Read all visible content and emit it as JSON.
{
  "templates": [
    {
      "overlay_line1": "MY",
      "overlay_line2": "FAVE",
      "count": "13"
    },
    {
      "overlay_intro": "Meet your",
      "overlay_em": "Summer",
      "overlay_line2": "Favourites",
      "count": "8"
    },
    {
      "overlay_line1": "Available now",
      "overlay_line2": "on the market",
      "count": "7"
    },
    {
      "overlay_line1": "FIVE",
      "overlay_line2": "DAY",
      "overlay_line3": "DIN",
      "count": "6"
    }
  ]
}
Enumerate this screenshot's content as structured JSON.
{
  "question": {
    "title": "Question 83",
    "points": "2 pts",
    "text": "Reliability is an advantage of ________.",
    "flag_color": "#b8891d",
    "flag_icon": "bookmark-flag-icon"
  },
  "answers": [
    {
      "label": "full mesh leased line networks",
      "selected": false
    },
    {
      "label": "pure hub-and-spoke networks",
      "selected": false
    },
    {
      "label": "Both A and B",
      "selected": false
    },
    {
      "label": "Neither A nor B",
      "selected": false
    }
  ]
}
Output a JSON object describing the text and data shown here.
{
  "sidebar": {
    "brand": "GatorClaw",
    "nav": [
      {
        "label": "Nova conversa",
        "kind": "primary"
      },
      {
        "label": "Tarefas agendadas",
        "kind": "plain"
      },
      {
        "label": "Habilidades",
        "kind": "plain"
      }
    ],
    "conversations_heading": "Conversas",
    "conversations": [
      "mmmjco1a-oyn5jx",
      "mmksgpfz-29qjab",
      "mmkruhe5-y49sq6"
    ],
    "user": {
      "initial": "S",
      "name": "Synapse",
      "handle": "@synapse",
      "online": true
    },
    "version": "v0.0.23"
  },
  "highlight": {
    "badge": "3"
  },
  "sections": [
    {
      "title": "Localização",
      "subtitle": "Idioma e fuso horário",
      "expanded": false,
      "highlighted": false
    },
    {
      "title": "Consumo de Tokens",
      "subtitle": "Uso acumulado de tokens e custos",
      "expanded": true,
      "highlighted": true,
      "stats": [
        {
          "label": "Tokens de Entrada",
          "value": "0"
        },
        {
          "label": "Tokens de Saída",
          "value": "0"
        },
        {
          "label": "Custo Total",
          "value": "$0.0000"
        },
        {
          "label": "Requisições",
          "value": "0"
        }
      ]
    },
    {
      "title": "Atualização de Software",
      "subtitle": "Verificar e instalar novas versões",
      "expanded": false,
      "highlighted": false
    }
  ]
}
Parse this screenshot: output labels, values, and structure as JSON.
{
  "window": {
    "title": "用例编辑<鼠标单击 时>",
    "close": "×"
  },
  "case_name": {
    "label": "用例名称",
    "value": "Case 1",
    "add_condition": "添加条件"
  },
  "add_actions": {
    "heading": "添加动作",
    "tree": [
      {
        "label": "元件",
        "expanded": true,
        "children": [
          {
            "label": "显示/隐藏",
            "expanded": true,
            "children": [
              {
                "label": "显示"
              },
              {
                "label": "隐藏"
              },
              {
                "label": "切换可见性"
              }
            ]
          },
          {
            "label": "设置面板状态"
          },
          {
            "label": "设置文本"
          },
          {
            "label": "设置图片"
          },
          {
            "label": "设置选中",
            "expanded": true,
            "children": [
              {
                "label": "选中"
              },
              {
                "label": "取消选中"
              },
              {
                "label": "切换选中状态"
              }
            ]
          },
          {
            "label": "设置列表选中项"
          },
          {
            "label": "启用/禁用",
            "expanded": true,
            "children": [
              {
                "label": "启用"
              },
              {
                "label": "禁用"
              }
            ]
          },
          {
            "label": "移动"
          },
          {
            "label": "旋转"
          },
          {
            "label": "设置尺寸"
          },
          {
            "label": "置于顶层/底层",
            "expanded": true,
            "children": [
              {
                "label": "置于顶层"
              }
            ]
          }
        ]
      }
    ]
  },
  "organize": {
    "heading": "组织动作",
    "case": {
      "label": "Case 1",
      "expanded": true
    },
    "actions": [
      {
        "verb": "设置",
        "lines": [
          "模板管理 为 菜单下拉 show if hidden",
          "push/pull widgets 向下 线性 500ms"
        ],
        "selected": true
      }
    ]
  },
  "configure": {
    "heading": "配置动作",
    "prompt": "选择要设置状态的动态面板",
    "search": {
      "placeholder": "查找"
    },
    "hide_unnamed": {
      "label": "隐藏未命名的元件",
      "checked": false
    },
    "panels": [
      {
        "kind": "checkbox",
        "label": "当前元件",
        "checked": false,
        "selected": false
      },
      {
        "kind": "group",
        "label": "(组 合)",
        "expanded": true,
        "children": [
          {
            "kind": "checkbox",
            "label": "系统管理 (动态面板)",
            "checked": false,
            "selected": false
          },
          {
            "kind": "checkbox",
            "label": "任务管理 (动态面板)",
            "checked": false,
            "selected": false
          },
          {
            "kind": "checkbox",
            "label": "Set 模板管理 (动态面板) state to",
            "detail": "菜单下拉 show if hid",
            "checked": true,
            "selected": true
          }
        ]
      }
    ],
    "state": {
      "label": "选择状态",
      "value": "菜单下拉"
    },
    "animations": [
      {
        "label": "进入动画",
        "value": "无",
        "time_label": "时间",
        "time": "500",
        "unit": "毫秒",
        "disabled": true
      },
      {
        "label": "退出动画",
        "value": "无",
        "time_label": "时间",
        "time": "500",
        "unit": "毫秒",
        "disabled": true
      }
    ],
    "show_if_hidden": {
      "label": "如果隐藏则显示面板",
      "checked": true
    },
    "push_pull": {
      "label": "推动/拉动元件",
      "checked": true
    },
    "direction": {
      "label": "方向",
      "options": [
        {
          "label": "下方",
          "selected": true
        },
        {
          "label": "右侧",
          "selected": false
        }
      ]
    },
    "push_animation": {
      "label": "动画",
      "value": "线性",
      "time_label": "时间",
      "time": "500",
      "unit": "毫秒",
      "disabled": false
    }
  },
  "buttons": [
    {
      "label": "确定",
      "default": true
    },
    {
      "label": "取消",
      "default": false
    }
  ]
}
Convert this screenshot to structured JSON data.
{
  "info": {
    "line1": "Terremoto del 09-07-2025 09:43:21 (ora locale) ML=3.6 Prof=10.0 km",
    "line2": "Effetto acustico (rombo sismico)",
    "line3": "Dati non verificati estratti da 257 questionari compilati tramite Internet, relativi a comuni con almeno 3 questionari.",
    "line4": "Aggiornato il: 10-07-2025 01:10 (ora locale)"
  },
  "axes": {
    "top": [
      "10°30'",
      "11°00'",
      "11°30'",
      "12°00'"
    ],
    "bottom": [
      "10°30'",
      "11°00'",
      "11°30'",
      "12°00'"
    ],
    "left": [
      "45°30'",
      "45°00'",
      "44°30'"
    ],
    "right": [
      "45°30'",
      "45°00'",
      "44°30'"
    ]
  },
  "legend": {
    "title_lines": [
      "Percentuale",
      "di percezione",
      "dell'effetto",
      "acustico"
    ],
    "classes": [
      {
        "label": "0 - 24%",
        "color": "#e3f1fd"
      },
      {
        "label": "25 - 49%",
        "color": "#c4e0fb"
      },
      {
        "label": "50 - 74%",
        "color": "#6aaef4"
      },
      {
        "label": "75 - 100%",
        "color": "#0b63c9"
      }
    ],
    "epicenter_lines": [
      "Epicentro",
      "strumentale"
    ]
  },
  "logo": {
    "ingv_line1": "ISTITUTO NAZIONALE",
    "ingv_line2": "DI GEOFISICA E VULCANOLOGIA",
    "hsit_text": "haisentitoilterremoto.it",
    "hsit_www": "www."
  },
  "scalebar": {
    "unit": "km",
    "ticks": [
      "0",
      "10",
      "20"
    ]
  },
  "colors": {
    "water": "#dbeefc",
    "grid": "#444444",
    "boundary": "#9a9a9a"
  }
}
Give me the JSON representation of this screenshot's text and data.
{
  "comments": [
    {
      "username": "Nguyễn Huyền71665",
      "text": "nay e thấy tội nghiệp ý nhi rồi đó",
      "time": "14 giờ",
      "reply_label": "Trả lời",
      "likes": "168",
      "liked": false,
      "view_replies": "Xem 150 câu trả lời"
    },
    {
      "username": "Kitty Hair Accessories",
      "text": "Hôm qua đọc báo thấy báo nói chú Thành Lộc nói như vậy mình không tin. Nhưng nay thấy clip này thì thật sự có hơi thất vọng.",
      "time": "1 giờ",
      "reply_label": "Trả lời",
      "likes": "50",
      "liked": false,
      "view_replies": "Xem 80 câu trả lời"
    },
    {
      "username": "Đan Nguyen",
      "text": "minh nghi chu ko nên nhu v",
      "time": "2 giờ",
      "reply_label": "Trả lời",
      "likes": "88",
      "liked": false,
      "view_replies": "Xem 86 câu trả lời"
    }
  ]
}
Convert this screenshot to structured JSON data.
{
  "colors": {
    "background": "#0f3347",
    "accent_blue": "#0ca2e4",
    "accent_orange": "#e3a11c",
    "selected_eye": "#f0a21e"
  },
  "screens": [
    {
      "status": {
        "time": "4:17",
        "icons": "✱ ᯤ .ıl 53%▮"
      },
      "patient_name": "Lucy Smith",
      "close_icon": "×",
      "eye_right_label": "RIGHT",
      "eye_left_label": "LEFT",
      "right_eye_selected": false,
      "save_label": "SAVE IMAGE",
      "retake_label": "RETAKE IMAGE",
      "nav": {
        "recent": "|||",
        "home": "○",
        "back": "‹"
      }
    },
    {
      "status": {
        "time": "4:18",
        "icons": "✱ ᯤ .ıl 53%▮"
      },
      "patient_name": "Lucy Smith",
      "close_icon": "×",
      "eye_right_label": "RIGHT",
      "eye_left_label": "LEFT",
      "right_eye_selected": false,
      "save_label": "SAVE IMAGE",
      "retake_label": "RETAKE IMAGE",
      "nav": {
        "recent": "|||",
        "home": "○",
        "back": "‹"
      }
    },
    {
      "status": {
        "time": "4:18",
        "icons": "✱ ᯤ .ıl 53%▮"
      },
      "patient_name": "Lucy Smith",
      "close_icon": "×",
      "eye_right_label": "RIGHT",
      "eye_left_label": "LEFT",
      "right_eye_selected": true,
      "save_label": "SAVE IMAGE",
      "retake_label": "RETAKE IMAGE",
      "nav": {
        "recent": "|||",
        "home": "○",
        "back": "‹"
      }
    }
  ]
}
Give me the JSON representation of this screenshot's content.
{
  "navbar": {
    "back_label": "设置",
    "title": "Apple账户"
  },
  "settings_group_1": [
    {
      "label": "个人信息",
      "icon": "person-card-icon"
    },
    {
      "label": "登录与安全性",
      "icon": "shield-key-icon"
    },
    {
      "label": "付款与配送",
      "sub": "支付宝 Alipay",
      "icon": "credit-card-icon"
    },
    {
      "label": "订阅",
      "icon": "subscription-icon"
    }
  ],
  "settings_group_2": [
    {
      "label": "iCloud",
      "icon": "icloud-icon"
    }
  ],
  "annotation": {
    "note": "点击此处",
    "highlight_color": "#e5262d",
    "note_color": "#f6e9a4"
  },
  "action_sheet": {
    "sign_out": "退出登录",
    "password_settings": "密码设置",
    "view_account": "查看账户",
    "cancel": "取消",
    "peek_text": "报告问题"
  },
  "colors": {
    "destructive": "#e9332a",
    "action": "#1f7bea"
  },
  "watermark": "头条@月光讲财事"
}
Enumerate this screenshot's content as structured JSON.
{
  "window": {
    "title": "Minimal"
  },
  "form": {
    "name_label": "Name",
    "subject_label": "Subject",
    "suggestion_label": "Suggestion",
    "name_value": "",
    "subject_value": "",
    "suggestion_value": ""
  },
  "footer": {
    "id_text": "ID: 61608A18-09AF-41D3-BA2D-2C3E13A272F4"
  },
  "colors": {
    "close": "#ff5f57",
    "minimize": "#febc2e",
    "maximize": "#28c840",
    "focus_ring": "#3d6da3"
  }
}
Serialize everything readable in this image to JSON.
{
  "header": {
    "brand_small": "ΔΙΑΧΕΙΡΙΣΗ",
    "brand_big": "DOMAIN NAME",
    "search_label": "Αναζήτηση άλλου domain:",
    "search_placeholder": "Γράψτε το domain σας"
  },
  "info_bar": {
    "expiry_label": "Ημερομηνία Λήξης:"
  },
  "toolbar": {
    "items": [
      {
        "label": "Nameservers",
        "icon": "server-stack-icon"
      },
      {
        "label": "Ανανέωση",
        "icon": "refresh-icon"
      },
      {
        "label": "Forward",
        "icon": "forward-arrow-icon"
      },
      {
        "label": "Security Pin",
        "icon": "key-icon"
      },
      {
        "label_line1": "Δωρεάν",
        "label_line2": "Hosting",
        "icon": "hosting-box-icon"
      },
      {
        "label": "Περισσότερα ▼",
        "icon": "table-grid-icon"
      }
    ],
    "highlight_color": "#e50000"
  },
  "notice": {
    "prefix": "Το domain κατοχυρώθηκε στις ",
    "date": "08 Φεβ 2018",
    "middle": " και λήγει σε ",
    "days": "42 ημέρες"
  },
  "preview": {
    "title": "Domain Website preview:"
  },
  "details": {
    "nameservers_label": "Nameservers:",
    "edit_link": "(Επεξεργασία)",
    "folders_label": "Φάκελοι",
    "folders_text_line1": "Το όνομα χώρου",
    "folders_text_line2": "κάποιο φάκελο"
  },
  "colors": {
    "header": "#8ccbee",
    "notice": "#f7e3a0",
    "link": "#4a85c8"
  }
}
######
Collect the lines of the records that include the string "data".

Output a JSON object describing the text and data shown here.
Convert this screenshot to structured JSON data.
Give me the JSON representation of this screenshot's text and data.
Convert this screenshot to structured JSON data.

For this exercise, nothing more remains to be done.